Saved entries
============

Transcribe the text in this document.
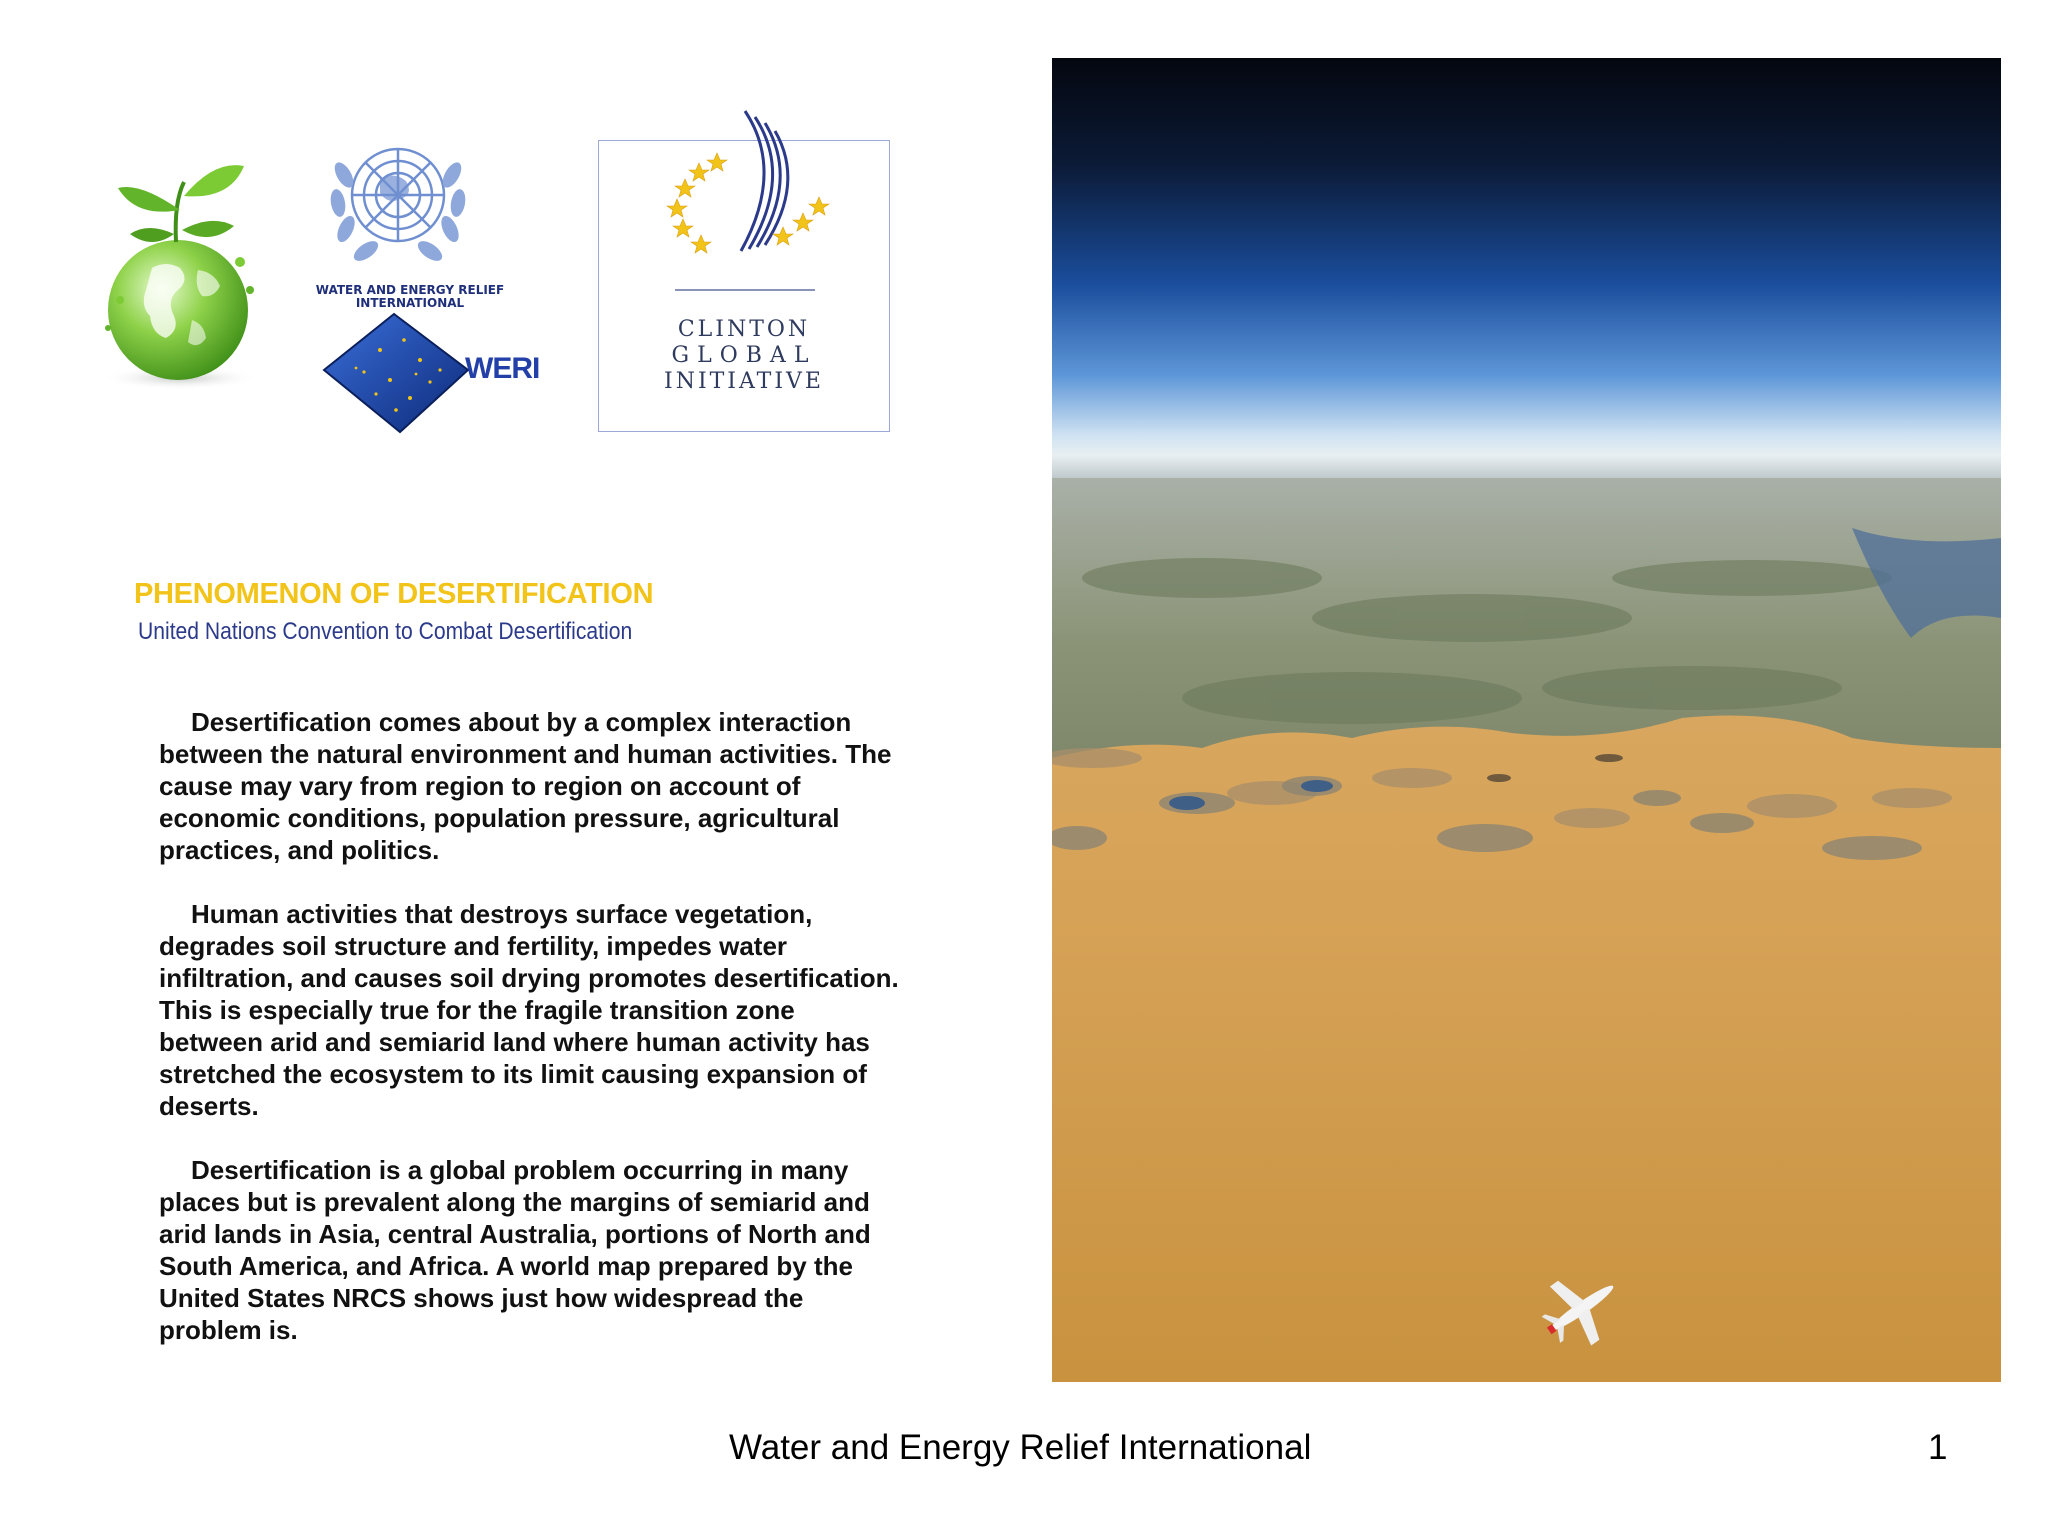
WATER AND ENERGY RELIEF
INTERNATIONAL
WERI
CLINTON
GLOBAL
INITIATIVE
PHENOMENON OF DESERTIFICATION
United Nations Convention to Combat Desertification

Desertification comes about by a complex interaction between the natural environment and human activities. The cause may vary from region to region on account of economic conditions, population pressure, agricultural practices, and politics.

Human activities that destroys surface vegetation, degrades soil structure and fertility, impedes water infiltration, and causes soil drying promotes desertification. This is especially true for the fragile transition zone between arid and semiarid land where human activity has stretched the ecosystem to its limit causing expansion of deserts.

Desertification is a global problem occurring in many places but is prevalent along the margins of semiarid and arid lands in Asia, central Australia, portions of North and South America, and Africa. A world map prepared by the United States NRCS shows just how widespread the problem is.

Water and Energy Relief International	1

============

:: Given request ::
Write out the data precisely as given, excluding the pictures.

:: Solution for this task ::
Transcribe the text in this document.
WATER AND ENERGY RELIEF
INTERNATIONAL
WERI
CLINTON
GLOBAL
INITIATIVE
PHENOMENON OF DESERTIFICATION
United Nations Convention to Combat Desertification

Desertification comes about by a complex interaction between the natural environment and human activities. The cause may vary from region to region on account of economic conditions, population pressure, agricultural practices, and politics.

Human activities that destroys surface vegetation, degrades soil structure and fertility, impedes water infiltration, and causes soil drying promotes desertification. This is especially true for the fragile transition zone between arid and semiarid land where human activity has stretched the ecosystem to its limit causing expansion of deserts.

Desertification is a global problem occurring in many places but is prevalent along the margins of semiarid and arid lands in Asia, central Australia, portions of North and South America, and Africa. A world map prepared by the United States NRCS shows just how widespread the problem is.

Water and Energy Relief International	1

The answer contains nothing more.